[Dataset entries]
+ + +

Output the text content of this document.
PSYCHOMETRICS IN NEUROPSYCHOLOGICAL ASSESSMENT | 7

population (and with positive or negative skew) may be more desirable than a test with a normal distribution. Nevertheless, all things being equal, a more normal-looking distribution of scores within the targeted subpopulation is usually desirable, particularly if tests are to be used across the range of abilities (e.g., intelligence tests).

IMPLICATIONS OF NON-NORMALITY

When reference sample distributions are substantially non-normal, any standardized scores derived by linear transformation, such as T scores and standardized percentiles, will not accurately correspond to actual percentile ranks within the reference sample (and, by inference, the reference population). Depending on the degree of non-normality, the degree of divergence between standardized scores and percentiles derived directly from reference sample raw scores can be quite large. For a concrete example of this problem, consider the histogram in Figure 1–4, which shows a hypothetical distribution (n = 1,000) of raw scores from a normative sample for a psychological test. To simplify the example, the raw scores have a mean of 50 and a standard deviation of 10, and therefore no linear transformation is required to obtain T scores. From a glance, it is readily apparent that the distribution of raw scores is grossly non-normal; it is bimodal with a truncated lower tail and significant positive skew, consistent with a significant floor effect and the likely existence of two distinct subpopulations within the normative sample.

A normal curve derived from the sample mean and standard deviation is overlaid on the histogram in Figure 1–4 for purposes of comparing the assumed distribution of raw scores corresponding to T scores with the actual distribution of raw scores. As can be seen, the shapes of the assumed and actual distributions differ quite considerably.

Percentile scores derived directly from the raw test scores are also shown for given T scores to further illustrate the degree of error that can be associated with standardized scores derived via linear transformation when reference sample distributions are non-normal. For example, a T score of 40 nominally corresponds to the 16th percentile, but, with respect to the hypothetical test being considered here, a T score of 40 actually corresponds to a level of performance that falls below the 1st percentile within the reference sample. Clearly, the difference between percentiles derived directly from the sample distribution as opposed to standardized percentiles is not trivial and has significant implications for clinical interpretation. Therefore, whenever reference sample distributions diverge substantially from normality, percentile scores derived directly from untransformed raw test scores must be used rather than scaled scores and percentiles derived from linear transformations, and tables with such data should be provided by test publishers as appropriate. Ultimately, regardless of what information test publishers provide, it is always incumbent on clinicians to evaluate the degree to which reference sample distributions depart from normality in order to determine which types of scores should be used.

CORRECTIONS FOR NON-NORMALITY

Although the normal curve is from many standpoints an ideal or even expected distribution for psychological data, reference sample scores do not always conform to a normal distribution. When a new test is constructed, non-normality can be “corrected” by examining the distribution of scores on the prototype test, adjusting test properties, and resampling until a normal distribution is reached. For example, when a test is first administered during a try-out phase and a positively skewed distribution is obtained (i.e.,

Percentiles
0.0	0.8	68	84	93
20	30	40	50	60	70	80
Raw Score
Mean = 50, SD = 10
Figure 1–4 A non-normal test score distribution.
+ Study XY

+ + +

**Stated exercise**.
Repeat all of the entries exactly.

**Task solution**.
Output the text content of this document.
PSYCHOMETRICS IN NEUROPSYCHOLOGICAL ASSESSMENT | 7

population (and with positive or negative skew) may be more desirable than a test with a normal distribution. Nevertheless, all things being equal, a more normal-looking distribution of scores within the targeted subpopulation is usually desirable, particularly if tests are to be used across the range of abilities (e.g., intelligence tests).

IMPLICATIONS OF NON-NORMALITY

When reference sample distributions are substantially non-normal, any standardized scores derived by linear transformation, such as T scores and standardized percentiles, will not accurately correspond to actual percentile ranks within the reference sample (and, by inference, the reference population). Depending on the degree of non-normality, the degree of divergence between standardized scores and percentiles derived directly from reference sample raw scores can be quite large. For a concrete example of this problem, consider the histogram in Figure 1–4, which shows a hypothetical distribution (n = 1,000) of raw scores from a normative sample for a psychological test. To simplify the example, the raw scores have a mean of 50 and a standard deviation of 10, and therefore no linear transformation is required to obtain T scores. From a glance, it is readily apparent that the distribution of raw scores is grossly non-normal; it is bimodal with a truncated lower tail and significant positive skew, consistent with a significant floor effect and the likely existence of two distinct subpopulations within the normative sample.

A normal curve derived from the sample mean and standard deviation is overlaid on the histogram in Figure 1–4 for purposes of comparing the assumed distribution of raw scores corresponding to T scores with the actual distribution of raw scores. As can be seen, the shapes of the assumed and actual distributions differ quite considerably.

Percentile scores derived directly from the raw test scores are also shown for given T scores to further illustrate the degree of error that can be associated with standardized scores derived via linear transformation when reference sample distributions are non-normal. For example, a T score of 40 nominally corresponds to the 16th percentile, but, with respect to the hypothetical test being considered here, a T score of 40 actually corresponds to a level of performance that falls below the 1st percentile within the reference sample. Clearly, the difference between percentiles derived directly from the sample distribution as opposed to standardized percentiles is not trivial and has significant implications for clinical interpretation. Therefore, whenever reference sample distributions diverge substantially from normality, percentile scores derived directly from untransformed raw test scores must be used rather than scaled scores and percentiles derived from linear transformations, and tables with such data should be provided by test publishers as appropriate. Ultimately, regardless of what information test publishers provide, it is always incumbent on clinicians to evaluate the degree to which reference sample distributions depart from normality in order to determine which types of scores should be used.

CORRECTIONS FOR NON-NORMALITY

Although the normal curve is from many standpoints an ideal or even expected distribution for psychological data, reference sample scores do not always conform to a normal distribution. When a new test is constructed, non-normality can be “corrected” by examining the distribution of scores on the prototype test, adjusting test properties, and resampling until a normal distribution is reached. For example, when a test is first administered during a try-out phase and a positively skewed distribution is obtained (i.e.,

Percentiles
0.0	0.8	68	84	93
20	30	40	50	60	70	80
Raw Score
Mean = 50, SD = 10
Figure 1–4 A non-normal test score distribution.
+ Study XY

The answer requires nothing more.